═══ DATA ROWS ═══

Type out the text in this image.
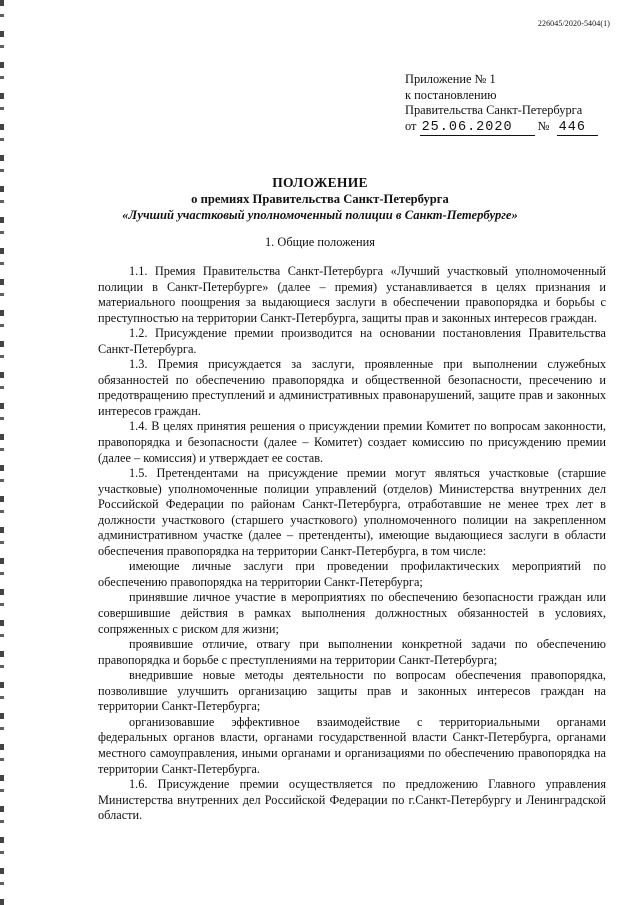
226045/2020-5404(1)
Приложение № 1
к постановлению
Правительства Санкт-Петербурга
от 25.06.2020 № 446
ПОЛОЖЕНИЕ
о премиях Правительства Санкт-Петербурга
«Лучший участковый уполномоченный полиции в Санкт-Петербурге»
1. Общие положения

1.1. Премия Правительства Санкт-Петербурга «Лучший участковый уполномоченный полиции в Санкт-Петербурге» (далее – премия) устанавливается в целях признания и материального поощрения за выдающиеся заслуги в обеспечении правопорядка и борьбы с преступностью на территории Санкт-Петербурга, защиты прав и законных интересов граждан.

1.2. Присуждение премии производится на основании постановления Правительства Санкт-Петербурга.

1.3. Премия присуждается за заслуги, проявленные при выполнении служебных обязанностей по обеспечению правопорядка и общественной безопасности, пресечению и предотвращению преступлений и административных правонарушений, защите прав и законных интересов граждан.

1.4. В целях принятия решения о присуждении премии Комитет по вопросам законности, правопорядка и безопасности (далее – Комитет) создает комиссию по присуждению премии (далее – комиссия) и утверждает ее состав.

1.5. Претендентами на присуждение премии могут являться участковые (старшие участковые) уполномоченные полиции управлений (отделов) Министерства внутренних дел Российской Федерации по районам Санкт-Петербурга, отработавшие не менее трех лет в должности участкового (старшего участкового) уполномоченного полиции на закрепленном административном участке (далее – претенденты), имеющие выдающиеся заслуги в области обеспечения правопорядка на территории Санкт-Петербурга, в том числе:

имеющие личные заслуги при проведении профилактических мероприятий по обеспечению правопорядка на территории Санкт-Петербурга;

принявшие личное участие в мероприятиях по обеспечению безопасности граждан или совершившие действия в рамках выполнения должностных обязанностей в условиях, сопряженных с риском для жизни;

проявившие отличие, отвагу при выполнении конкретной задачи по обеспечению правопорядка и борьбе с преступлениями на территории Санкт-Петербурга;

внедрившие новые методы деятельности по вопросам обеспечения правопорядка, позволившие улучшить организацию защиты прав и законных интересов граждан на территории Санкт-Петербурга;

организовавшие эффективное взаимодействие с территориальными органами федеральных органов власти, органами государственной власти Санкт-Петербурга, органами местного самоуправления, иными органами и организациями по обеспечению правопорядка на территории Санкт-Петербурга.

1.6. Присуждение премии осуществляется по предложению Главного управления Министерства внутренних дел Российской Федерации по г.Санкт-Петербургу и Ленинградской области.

═══
═══ DATA ROWS ═══

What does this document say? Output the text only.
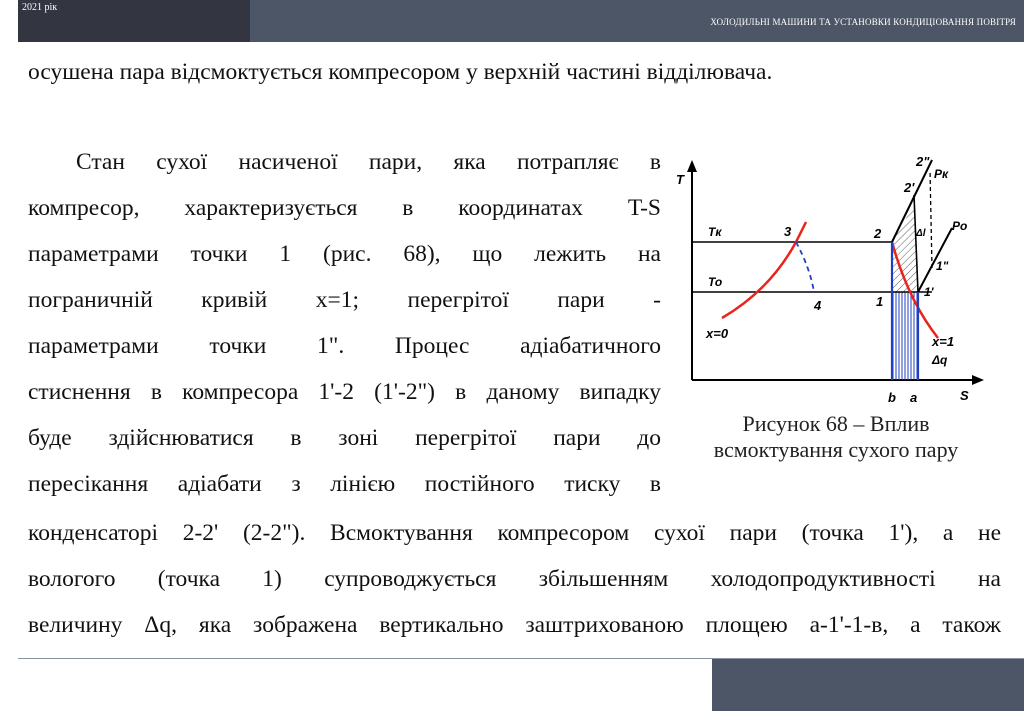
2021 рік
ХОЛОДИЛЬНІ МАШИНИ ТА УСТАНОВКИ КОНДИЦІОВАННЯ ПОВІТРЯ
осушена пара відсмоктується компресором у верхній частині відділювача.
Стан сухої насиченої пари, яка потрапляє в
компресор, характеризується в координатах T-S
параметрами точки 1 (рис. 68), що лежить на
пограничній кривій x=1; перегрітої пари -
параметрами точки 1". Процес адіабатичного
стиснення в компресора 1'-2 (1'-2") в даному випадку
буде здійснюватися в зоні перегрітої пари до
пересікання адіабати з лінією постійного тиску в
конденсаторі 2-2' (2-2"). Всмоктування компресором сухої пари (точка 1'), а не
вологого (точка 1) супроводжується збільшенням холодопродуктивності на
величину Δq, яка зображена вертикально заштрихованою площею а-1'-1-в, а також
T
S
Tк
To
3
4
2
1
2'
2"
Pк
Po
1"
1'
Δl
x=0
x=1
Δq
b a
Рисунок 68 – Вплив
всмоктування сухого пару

═══

• STATED EXERCISE: State only the count of lines above that hold the string "премии".

• EXERCISE RESPONSE: 4